• **RECORDS FOR THIS EXERCISE**
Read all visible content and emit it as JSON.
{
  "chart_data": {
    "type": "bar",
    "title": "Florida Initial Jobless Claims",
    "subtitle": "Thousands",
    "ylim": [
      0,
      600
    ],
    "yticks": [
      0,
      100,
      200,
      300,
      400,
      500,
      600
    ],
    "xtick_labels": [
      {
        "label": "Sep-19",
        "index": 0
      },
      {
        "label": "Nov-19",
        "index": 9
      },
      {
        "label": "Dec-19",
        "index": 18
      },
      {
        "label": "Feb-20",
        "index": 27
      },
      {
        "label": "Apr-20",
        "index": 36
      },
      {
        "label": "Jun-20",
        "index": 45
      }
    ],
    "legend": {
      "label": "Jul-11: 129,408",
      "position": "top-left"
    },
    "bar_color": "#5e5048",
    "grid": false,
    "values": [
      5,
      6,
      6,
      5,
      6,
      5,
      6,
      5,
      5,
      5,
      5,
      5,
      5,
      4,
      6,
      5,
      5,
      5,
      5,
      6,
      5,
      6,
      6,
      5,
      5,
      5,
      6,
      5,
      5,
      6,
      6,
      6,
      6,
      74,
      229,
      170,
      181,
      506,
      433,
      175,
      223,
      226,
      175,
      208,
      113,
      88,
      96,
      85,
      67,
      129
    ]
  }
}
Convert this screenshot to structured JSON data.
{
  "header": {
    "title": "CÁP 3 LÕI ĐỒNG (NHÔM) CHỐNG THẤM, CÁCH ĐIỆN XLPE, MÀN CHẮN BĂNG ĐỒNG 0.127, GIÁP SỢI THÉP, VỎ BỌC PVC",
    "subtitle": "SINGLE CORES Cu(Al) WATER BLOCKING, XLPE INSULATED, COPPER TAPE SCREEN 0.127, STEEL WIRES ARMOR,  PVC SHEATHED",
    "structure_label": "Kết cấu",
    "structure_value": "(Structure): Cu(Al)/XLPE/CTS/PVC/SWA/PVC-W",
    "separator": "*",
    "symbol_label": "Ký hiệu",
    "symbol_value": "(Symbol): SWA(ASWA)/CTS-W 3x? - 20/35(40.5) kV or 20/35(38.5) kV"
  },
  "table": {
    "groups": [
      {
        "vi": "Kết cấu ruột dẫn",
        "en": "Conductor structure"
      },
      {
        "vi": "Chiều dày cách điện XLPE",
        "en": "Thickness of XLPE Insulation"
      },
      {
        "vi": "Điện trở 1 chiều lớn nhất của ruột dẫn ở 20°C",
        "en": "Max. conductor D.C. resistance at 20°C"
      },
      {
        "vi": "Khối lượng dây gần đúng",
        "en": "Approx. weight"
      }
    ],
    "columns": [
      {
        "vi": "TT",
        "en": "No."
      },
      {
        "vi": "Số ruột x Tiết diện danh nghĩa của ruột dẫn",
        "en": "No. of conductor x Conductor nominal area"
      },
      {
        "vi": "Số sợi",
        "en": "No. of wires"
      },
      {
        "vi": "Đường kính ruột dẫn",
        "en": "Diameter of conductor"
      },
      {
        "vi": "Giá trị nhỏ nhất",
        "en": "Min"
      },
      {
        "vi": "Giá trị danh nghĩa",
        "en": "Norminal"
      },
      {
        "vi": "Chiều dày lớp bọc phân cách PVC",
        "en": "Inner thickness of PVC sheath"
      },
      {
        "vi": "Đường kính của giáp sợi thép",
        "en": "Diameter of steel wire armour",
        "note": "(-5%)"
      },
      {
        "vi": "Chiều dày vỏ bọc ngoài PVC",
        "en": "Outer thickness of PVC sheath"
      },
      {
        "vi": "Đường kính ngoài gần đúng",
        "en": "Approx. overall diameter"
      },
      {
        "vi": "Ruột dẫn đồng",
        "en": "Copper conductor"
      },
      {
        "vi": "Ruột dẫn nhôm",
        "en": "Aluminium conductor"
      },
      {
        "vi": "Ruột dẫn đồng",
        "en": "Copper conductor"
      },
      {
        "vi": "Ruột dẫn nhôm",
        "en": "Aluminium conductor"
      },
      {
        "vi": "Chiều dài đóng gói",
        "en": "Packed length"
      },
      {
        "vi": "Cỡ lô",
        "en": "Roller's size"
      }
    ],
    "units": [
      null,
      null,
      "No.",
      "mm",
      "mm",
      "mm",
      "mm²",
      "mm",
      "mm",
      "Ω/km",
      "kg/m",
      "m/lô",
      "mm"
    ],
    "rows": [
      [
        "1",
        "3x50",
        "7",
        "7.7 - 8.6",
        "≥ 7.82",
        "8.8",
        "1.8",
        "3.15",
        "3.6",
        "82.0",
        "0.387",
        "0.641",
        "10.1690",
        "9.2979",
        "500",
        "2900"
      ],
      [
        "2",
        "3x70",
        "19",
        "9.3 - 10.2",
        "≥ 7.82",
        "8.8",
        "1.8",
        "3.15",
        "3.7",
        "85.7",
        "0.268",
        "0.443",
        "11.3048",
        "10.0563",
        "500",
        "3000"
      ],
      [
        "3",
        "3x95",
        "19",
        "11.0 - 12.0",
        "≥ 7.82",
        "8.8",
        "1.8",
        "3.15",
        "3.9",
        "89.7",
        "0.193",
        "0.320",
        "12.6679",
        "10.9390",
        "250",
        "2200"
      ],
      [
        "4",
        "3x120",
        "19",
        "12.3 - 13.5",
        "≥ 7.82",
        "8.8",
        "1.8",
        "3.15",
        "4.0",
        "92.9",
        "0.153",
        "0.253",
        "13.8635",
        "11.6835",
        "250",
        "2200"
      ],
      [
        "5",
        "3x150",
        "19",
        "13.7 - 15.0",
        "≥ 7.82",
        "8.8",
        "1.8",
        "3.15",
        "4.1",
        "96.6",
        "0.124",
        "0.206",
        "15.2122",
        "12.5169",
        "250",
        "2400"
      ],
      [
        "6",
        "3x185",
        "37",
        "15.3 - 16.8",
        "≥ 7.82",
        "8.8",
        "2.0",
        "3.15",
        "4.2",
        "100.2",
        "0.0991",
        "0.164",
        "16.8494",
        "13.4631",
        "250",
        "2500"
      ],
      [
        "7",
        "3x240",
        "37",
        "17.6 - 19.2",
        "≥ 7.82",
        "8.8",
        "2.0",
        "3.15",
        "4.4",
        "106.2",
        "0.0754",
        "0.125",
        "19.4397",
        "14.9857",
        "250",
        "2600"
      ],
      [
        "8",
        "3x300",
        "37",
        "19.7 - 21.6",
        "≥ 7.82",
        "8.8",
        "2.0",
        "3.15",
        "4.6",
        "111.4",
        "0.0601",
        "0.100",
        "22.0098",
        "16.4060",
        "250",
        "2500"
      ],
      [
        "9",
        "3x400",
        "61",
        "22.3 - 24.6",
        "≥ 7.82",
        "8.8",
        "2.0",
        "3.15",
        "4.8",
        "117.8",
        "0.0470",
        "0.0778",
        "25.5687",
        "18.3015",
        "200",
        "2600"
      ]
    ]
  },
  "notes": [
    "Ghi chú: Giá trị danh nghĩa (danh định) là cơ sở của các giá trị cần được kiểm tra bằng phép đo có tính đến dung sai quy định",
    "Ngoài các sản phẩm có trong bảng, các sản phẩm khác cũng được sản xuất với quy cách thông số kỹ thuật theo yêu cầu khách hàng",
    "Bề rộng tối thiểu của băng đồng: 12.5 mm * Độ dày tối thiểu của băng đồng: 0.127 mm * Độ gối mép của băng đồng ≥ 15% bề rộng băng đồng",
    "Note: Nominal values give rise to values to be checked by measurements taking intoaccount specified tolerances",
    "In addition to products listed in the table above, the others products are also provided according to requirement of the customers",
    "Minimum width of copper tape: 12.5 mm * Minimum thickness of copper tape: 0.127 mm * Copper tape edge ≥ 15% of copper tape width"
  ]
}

• **EXERCISE DIRECTIONS**
Quote all the records exactly, please, leaving none out.

• **WRITTEN ANSWER**
Read all visible content and emit it as JSON.
{
  "chart_data": {
    "type": "bar",
    "title": "Florida Initial Jobless Claims",
    "subtitle": "Thousands",
    "ylim": [
      0,
      600
    ],
    "yticks": [
      0,
      100,
      200,
      300,
      400,
      500,
      600
    ],
    "xtick_labels": [
      {
        "label": "Sep-19",
        "index": 0
      },
      {
        "label": "Nov-19",
        "index": 9
      },
      {
        "label": "Dec-19",
        "index": 18
      },
      {
        "label": "Feb-20",
        "index": 27
      },
      {
        "label": "Apr-20",
        "index": 36
      },
      {
        "label": "Jun-20",
        "index": 45
      }
    ],
    "legend": {
      "label": "Jul-11: 129,408",
      "position": "top-left"
    },
    "bar_color": "#5e5048",
    "grid": false,
    "values": [
      5,
      6,
      6,
      5,
      6,
      5,
      6,
      5,
      5,
      5,
      5,
      5,
      5,
      4,
      6,
      5,
      5,
      5,
      5,
      6,
      5,
      6,
      6,
      5,
      5,
      5,
      6,
      5,
      5,
      6,
      6,
      6,
      6,
      74,
      229,
      170,
      181,
      506,
      433,
      175,
      223,
      226,
      175,
      208,
      113,
      88,
      96,
      85,
      67,
      129
    ]
  }
}
Convert this screenshot to structured JSON data.
{
  "header": {
    "title": "CÁP 3 LÕI ĐỒNG (NHÔM) CHỐNG THẤM, CÁCH ĐIỆN XLPE, MÀN CHẮN BĂNG ĐỒNG 0.127, GIÁP SỢI THÉP, VỎ BỌC PVC",
    "subtitle": "SINGLE CORES Cu(Al) WATER BLOCKING, XLPE INSULATED, COPPER TAPE SCREEN 0.127, STEEL WIRES ARMOR,  PVC SHEATHED",
    "structure_label": "Kết cấu",
    "structure_value": "(Structure): Cu(Al)/XLPE/CTS/PVC/SWA/PVC-W",
    "separator": "*",
    "symbol_label": "Ký hiệu",
    "symbol_value": "(Symbol): SWA(ASWA)/CTS-W 3x? - 20/35(40.5) kV or 20/35(38.5) kV"
  },
  "table": {
    "groups": [
      {
        "vi": "Kết cấu ruột dẫn",
        "en": "Conductor structure"
      },
      {
        "vi": "Chiều dày cách điện XLPE",
        "en": "Thickness of XLPE Insulation"
      },
      {
        "vi": "Điện trở 1 chiều lớn nhất của ruột dẫn ở 20°C",
        "en": "Max. conductor D.C. resistance at 20°C"
      },
      {
        "vi": "Khối lượng dây gần đúng",
        "en": "Approx. weight"
      }
    ],
    "columns": [
      {
        "vi": "TT",
        "en": "No."
      },
      {
        "vi": "Số ruột x Tiết diện danh nghĩa của ruột dẫn",
        "en": "No. of conductor x Conductor nominal area"
      },
      {
        "vi": "Số sợi",
        "en": "No. of wires"
      },
      {
        "vi": "Đường kính ruột dẫn",
        "en": "Diameter of conductor"
      },
      {
        "vi": "Giá trị nhỏ nhất",
        "en": "Min"
      },
      {
        "vi": "Giá trị danh nghĩa",
        "en": "Norminal"
      },
      {
        "vi": "Chiều dày lớp bọc phân cách PVC",
        "en": "Inner thickness of PVC sheath"
      },
      {
        "vi": "Đường kính của giáp sợi thép",
        "en": "Diameter of steel wire armour",
        "note": "(-5%)"
      },
      {
        "vi": "Chiều dày vỏ bọc ngoài PVC",
        "en": "Outer thickness of PVC sheath"
      },
      {
        "vi": "Đường kính ngoài gần đúng",
        "en": "Approx. overall diameter"
      },
      {
        "vi": "Ruột dẫn đồng",
        "en": "Copper conductor"
      },
      {
        "vi": "Ruột dẫn nhôm",
        "en": "Aluminium conductor"
      },
      {
        "vi": "Ruột dẫn đồng",
        "en": "Copper conductor"
      },
      {
        "vi": "Ruột dẫn nhôm",
        "en": "Aluminium conductor"
      },
      {
        "vi": "Chiều dài đóng gói",
        "en": "Packed length"
      },
      {
        "vi": "Cỡ lô",
        "en": "Roller's size"
      }
    ],
    "units": [
      null,
      null,
      "No.",
      "mm",
      "mm",
      "mm",
      "mm²",
      "mm",
      "mm",
      "Ω/km",
      "kg/m",
      "m/lô",
      "mm"
    ],
    "rows": [
      [
        "1",
        "3x50",
        "7",
        "7.7 - 8.6",
        "≥ 7.82",
        "8.8",
        "1.8",
        "3.15",
        "3.6",
        "82.0",
        "0.387",
        "0.641",
        "10.1690",
        "9.2979",
        "500",
        "2900"
      ],
      [
        "2",
        "3x70",
        "19",
        "9.3 - 10.2",
        "≥ 7.82",
        "8.8",
        "1.8",
        "3.15",
        "3.7",
        "85.7",
        "0.268",
        "0.443",
        "11.3048",
        "10.0563",
        "500",
        "3000"
      ],
      [
        "3",
        "3x95",
        "19",
        "11.0 - 12.0",
        "≥ 7.82",
        "8.8",
        "1.8",
        "3.15",
        "3.9",
        "89.7",
        "0.193",
        "0.320",
        "12.6679",
        "10.9390",
        "250",
        "2200"
      ],
      [
        "4",
        "3x120",
        "19",
        "12.3 - 13.5",
        "≥ 7.82",
        "8.8",
        "1.8",
        "3.15",
        "4.0",
        "92.9",
        "0.153",
        "0.253",
        "13.8635",
        "11.6835",
        "250",
        "2200"
      ],
      [
        "5",
        "3x150",
        "19",
        "13.7 - 15.0",
        "≥ 7.82",
        "8.8",
        "1.8",
        "3.15",
        "4.1",
        "96.6",
        "0.124",
        "0.206",
        "15.2122",
        "12.5169",
        "250",
        "2400"
      ],
      [
        "6",
        "3x185",
        "37",
        "15.3 - 16.8",
        "≥ 7.82",
        "8.8",
        "2.0",
        "3.15",
        "4.2",
        "100.2",
        "0.0991",
        "0.164",
        "16.8494",
        "13.4631",
        "250",
        "2500"
      ],
      [
        "7",
        "3x240",
        "37",
        "17.6 - 19.2",
        "≥ 7.82",
        "8.8",
        "2.0",
        "3.15",
        "4.4",
        "106.2",
        "0.0754",
        "0.125",
        "19.4397",
        "14.9857",
        "250",
        "2600"
      ],
      [
        "8",
        "3x300",
        "37",
        "19.7 - 21.6",
        "≥ 7.82",
        "8.8",
        "2.0",
        "3.15",
        "4.6",
        "111.4",
        "0.0601",
        "0.100",
        "22.0098",
        "16.4060",
        "250",
        "2500"
      ],
      [
        "9",
        "3x400",
        "61",
        "22.3 - 24.6",
        "≥ 7.82",
        "8.8",
        "2.0",
        "3.15",
        "4.8",
        "117.8",
        "0.0470",
        "0.0778",
        "25.5687",
        "18.3015",
        "200",
        "2600"
      ]
    ]
  },
  "notes": [
    "Ghi chú: Giá trị danh nghĩa (danh định) là cơ sở của các giá trị cần được kiểm tra bằng phép đo có tính đến dung sai quy định",
    "Ngoài các sản phẩm có trong bảng, các sản phẩm khác cũng được sản xuất với quy cách thông số kỹ thuật theo yêu cầu khách hàng",
    "Bề rộng tối thiểu của băng đồng: 12.5 mm * Độ dày tối thiểu của băng đồng: 0.127 mm * Độ gối mép của băng đồng ≥ 15% bề rộng băng đồng",
    "Note: Nominal values give rise to values to be checked by measurements taking intoaccount specified tolerances",
    "In addition to products listed in the table above, the others products are also provided according to requirement of the customers",
    "Minimum width of copper tape: 12.5 mm * Minimum thickness of copper tape: 0.127 mm * Copper tape edge ≥ 15% of copper tape width"
  ]
}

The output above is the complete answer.